#### Records supplied:
++++

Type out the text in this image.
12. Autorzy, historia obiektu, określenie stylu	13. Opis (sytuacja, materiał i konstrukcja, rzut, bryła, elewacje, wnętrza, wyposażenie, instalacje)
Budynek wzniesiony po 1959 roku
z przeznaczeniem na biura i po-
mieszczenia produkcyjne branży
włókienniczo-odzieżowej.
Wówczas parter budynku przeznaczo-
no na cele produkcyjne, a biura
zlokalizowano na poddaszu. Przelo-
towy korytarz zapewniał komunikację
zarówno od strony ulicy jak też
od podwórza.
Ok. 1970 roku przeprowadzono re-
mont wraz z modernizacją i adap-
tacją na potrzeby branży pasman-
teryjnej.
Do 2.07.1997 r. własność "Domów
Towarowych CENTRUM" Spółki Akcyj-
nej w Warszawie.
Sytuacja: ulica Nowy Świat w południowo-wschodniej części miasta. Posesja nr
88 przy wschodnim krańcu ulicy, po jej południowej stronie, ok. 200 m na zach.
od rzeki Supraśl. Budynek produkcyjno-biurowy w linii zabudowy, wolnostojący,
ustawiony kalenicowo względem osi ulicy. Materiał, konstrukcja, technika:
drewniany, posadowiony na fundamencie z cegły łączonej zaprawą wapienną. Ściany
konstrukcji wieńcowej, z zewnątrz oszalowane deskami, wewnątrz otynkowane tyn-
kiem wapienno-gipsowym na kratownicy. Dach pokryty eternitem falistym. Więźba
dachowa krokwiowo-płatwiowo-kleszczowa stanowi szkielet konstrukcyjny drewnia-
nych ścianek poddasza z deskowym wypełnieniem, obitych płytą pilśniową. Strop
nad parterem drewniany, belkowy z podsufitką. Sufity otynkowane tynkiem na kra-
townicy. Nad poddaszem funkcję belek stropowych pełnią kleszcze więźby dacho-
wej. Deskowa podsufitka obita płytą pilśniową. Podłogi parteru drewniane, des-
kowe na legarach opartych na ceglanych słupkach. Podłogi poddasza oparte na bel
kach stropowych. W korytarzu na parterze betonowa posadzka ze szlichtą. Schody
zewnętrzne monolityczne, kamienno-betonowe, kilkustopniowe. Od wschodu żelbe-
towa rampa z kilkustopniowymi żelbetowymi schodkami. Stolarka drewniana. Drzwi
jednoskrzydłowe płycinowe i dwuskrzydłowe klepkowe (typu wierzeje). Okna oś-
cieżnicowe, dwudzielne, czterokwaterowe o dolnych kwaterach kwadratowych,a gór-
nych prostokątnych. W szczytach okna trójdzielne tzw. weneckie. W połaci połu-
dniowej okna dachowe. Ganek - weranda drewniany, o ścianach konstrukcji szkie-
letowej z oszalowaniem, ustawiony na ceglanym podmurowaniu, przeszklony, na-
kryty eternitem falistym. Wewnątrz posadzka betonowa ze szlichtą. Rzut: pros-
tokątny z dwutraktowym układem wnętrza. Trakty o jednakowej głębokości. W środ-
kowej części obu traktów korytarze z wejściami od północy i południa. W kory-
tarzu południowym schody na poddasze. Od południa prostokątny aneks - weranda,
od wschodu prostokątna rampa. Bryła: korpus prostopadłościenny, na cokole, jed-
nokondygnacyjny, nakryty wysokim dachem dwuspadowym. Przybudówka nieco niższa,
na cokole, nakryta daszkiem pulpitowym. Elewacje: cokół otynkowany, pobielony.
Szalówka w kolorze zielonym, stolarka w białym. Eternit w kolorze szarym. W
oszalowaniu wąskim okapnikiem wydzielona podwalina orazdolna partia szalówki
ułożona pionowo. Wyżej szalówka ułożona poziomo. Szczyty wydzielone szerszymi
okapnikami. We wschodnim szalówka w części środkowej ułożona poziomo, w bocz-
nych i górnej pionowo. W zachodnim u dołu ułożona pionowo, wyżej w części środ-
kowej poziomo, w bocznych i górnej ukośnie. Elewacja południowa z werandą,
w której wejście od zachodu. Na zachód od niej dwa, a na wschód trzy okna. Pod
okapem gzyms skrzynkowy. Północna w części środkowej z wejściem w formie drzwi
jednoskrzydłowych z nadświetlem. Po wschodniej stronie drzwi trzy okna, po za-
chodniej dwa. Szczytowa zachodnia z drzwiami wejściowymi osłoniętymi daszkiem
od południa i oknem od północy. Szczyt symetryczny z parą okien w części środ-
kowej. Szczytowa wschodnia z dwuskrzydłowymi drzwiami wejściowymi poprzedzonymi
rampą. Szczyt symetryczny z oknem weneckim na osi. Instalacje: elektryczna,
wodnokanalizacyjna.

++++

#### Given request:
Find the string "produkcyjne" in the listing and return every line that holds it.

#### Output below:
mieszczenia produkcyjne branży
no na cele produkcyjne, a biura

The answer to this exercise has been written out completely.